Input for this task =
Start

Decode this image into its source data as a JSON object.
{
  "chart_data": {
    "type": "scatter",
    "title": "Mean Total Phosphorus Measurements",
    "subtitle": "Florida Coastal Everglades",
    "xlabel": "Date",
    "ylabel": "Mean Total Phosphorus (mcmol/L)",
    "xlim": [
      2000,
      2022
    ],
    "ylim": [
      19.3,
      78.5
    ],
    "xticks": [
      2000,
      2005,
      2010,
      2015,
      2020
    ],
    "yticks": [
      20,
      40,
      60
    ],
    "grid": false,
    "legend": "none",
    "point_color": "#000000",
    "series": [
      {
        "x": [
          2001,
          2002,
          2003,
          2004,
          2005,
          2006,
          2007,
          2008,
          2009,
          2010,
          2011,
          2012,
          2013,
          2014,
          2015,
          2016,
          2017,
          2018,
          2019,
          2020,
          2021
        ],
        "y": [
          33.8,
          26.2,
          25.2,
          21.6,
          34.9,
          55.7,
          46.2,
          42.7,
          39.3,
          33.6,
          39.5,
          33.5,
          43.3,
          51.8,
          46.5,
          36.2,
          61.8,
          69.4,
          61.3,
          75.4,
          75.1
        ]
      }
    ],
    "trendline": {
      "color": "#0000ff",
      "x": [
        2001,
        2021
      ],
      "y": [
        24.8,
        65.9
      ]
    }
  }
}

End

What this task involves =
Copy out each line exactly.

Response to this exercise =
Decode this image into its source data as a JSON object.
{
  "chart_data": {
    "type": "scatter",
    "title": "Mean Total Phosphorus Measurements",
    "subtitle": "Florida Coastal Everglades",
    "xlabel": "Date",
    "ylabel": "Mean Total Phosphorus (mcmol/L)",
    "xlim": [
      2000,
      2022
    ],
    "ylim": [
      19.3,
      78.5
    ],
    "xticks": [
      2000,
      2005,
      2010,
      2015,
      2020
    ],
    "yticks": [
      20,
      40,
      60
    ],
    "grid": false,
    "legend": "none",
    "point_color": "#000000",
    "series": [
      {
        "x": [
          2001,
          2002,
          2003,
          2004,
          2005,
          2006,
          2007,
          2008,
          2009,
          2010,
          2011,
          2012,
          2013,
          2014,
          2015,
          2016,
          2017,
          2018,
          2019,
          2020,
          2021
        ],
        "y": [
          33.8,
          26.2,
          25.2,
          21.6,
          34.9,
          55.7,
          46.2,
          42.7,
          39.3,
          33.6,
          39.5,
          33.5,
          43.3,
          51.8,
          46.5,
          36.2,
          61.8,
          69.4,
          61.3,
          75.4,
          75.1
        ]
      }
    ],
    "trendline": {
      "color": "#0000ff",
      "x": [
        2001,
        2021
      ],
      "y": [
        24.8,
        65.9
      ]
    }
  }
}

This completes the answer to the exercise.